■ Required task ■
Copy out every record below, word for word.

Figure record extracts
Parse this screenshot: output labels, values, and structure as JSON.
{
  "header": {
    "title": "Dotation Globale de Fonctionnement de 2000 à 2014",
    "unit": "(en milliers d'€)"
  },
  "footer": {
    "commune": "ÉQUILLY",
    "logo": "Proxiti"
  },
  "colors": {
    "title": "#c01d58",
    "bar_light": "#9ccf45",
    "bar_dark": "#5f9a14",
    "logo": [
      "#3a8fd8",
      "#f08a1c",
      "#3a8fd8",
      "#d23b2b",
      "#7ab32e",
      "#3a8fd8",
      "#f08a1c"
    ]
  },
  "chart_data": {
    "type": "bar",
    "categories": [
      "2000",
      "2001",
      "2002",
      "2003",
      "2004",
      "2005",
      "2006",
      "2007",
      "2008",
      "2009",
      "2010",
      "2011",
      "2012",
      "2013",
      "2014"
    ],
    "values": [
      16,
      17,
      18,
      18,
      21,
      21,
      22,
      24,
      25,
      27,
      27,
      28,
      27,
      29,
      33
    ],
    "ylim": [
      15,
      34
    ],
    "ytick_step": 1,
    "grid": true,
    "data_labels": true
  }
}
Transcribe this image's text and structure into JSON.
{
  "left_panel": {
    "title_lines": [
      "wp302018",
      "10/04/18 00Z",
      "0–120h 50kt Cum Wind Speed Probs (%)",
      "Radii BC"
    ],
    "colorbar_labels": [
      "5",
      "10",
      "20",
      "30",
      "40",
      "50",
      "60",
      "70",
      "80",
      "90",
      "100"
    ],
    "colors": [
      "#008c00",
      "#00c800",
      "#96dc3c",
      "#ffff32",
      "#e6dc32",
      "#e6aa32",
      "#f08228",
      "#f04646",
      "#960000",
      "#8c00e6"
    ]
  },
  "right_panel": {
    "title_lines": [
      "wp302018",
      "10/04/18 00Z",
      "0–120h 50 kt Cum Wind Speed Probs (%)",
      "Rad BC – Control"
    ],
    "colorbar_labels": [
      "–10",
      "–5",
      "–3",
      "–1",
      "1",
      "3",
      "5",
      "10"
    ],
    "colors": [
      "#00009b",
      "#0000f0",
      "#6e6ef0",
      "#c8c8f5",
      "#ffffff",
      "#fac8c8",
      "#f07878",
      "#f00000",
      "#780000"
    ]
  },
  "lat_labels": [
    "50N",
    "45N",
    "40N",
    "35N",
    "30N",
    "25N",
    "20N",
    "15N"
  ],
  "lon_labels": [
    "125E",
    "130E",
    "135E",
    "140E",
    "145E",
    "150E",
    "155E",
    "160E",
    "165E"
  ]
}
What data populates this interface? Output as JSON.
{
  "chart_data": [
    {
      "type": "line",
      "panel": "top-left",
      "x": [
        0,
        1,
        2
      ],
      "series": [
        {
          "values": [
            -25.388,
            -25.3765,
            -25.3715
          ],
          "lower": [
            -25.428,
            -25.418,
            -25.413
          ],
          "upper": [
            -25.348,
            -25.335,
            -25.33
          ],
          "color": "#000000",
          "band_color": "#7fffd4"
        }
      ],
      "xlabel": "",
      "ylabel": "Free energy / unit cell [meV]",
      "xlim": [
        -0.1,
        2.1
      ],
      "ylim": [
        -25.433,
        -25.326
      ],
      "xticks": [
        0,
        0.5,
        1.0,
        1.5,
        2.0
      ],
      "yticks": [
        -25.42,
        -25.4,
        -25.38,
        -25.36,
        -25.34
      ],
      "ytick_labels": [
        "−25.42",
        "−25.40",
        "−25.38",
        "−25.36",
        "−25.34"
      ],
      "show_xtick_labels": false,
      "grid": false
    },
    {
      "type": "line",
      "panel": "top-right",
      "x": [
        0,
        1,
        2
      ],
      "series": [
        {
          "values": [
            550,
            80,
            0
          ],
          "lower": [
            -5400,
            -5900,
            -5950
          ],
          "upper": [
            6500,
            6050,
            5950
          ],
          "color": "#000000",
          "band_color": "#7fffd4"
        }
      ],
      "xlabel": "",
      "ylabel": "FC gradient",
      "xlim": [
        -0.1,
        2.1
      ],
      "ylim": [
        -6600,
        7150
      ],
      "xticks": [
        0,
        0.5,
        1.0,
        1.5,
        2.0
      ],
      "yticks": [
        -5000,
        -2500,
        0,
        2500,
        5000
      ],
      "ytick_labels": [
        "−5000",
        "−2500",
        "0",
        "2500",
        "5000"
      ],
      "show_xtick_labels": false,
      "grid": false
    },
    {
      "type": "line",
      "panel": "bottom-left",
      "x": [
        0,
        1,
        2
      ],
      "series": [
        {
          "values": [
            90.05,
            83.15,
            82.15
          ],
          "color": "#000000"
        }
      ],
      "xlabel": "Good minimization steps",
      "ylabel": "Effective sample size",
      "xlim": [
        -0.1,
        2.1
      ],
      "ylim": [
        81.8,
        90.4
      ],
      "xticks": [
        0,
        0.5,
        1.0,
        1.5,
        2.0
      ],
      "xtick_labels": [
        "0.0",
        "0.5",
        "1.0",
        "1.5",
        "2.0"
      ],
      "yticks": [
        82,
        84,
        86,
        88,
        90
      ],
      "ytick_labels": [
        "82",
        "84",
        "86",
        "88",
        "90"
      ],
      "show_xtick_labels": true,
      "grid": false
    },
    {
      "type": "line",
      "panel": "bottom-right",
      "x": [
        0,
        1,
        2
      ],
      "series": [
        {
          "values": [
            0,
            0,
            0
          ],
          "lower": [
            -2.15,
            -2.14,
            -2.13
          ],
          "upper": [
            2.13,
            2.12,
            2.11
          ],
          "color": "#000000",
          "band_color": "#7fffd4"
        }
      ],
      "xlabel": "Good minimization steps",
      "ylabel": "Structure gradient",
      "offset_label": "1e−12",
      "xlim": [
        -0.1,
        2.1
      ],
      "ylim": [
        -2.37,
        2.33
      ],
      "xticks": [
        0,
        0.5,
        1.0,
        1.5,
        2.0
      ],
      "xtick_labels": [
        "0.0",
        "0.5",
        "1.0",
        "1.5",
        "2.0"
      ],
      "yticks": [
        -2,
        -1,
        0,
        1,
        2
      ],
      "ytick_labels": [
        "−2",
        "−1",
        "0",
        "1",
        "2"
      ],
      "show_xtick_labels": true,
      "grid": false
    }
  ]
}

■ Written response ■
Parse this screenshot: output labels, values, and structure as JSON.
{
  "header": {
    "title": "Dotation Globale de Fonctionnement de 2000 à 2014",
    "unit": "(en milliers d'€)"
  },
  "footer": {
    "commune": "ÉQUILLY",
    "logo": "Proxiti"
  },
  "colors": {
    "title": "#c01d58",
    "bar_light": "#9ccf45",
    "bar_dark": "#5f9a14",
    "logo": [
      "#3a8fd8",
      "#f08a1c",
      "#3a8fd8",
      "#d23b2b",
      "#7ab32e",
      "#3a8fd8",
      "#f08a1c"
    ]
  },
  "chart_data": {
    "type": "bar",
    "categories": [
      "2000",
      "2001",
      "2002",
      "2003",
      "2004",
      "2005",
      "2006",
      "2007",
      "2008",
      "2009",
      "2010",
      "2011",
      "2012",
      "2013",
      "2014"
    ],
    "values": [
      16,
      17,
      18,
      18,
      21,
      21,
      22,
      24,
      25,
      27,
      27,
      28,
      27,
      29,
      33
    ],
    "ylim": [
      15,
      34
    ],
    "ytick_step": 1,
    "grid": true,
    "data_labels": true
  }
}
Transcribe this image's text and structure into JSON.
{
  "left_panel": {
    "title_lines": [
      "wp302018",
      "10/04/18 00Z",
      "0–120h 50kt Cum Wind Speed Probs (%)",
      "Radii BC"
    ],
    "colorbar_labels": [
      "5",
      "10",
      "20",
      "30",
      "40",
      "50",
      "60",
      "70",
      "80",
      "90",
      "100"
    ],
    "colors": [
      "#008c00",
      "#00c800",
      "#96dc3c",
      "#ffff32",
      "#e6dc32",
      "#e6aa32",
      "#f08228",
      "#f04646",
      "#960000",
      "#8c00e6"
    ]
  },
  "right_panel": {
    "title_lines": [
      "wp302018",
      "10/04/18 00Z",
      "0–120h 50 kt Cum Wind Speed Probs (%)",
      "Rad BC – Control"
    ],
    "colorbar_labels": [
      "–10",
      "–5",
      "–3",
      "–1",
      "1",
      "3",
      "5",
      "10"
    ],
    "colors": [
      "#00009b",
      "#0000f0",
      "#6e6ef0",
      "#c8c8f5",
      "#ffffff",
      "#fac8c8",
      "#f07878",
      "#f00000",
      "#780000"
    ]
  },
  "lat_labels": [
    "50N",
    "45N",
    "40N",
    "35N",
    "30N",
    "25N",
    "20N",
    "15N"
  ],
  "lon_labels": [
    "125E",
    "130E",
    "135E",
    "140E",
    "145E",
    "150E",
    "155E",
    "160E",
    "165E"
  ]
}
What data populates this interface? Output as JSON.
{
  "chart_data": [
    {
      "type": "line",
      "panel": "top-left",
      "x": [
        0,
        1,
        2
      ],
      "series": [
        {
          "values": [
            -25.388,
            -25.3765,
            -25.3715
          ],
          "lower": [
            -25.428,
            -25.418,
            -25.413
          ],
          "upper": [
            -25.348,
            -25.335,
            -25.33
          ],
          "color": "#000000",
          "band_color": "#7fffd4"
        }
      ],
      "xlabel": "",
      "ylabel": "Free energy / unit cell [meV]",
      "xlim": [
        -0.1,
        2.1
      ],
      "ylim": [
        -25.433,
        -25.326
      ],
      "xticks": [
        0,
        0.5,
        1.0,
        1.5,
        2.0
      ],
      "yticks": [
        -25.42,
        -25.4,
        -25.38,
        -25.36,
        -25.34
      ],
      "ytick_labels": [
        "−25.42",
        "−25.40",
        "−25.38",
        "−25.36",
        "−25.34"
      ],
      "show_xtick_labels": false,
      "grid": false
    },
    {
      "type": "line",
      "panel": "top-right",
      "x": [
        0,
        1,
        2
      ],
      "series": [
        {
          "values": [
            550,
            80,
            0
          ],
          "lower": [
            -5400,
            -5900,
            -5950
          ],
          "upper": [
            6500,
            6050,
            5950
          ],
          "color": "#000000",
          "band_color": "#7fffd4"
        }
      ],
      "xlabel": "",
      "ylabel": "FC gradient",
      "xlim": [
        -0.1,
        2.1
      ],
      "ylim": [
        -6600,
        7150
      ],
      "xticks": [
        0,
        0.5,
        1.0,
        1.5,
        2.0
      ],
      "yticks": [
        -5000,
        -2500,
        0,
        2500,
        5000
      ],
      "ytick_labels": [
        "−5000",
        "−2500",
        "0",
        "2500",
        "5000"
      ],
      "show_xtick_labels": false,
      "grid": false
    },
    {
      "type": "line",
      "panel": "bottom-left",
      "x": [
        0,
        1,
        2
      ],
      "series": [
        {
          "values": [
            90.05,
            83.15,
            82.15
          ],
          "color": "#000000"
        }
      ],
      "xlabel": "Good minimization steps",
      "ylabel": "Effective sample size",
      "xlim": [
        -0.1,
        2.1
      ],
      "ylim": [
        81.8,
        90.4
      ],
      "xticks": [
        0,
        0.5,
        1.0,
        1.5,
        2.0
      ],
      "xtick_labels": [
        "0.0",
        "0.5",
        "1.0",
        "1.5",
        "2.0"
      ],
      "yticks": [
        82,
        84,
        86,
        88,
        90
      ],
      "ytick_labels": [
        "82",
        "84",
        "86",
        "88",
        "90"
      ],
      "show_xtick_labels": true,
      "grid": false
    },
    {
      "type": "line",
      "panel": "bottom-right",
      "x": [
        0,
        1,
        2
      ],
      "series": [
        {
          "values": [
            0,
            0,
            0
          ],
          "lower": [
            -2.15,
            -2.14,
            -2.13
          ],
          "upper": [
            2.13,
            2.12,
            2.11
          ],
          "color": "#000000",
          "band_color": "#7fffd4"
        }
      ],
      "xlabel": "Good minimization steps",
      "ylabel": "Structure gradient",
      "offset_label": "1e−12",
      "xlim": [
        -0.1,
        2.1
      ],
      "ylim": [
        -2.37,
        2.33
      ],
      "xticks": [
        0,
        0.5,
        1.0,
        1.5,
        2.0
      ],
      "xtick_labels": [
        "0.0",
        "0.5",
        "1.0",
        "1.5",
        "2.0"
      ],
      "yticks": [
        -2,
        -1,
        0,
        1,
        2
      ],
      "ytick_labels": [
        "−2",
        "−1",
        "0",
        "1",
        "2"
      ],
      "show_xtick_labels": true,
      "grid": false
    }
  ]
}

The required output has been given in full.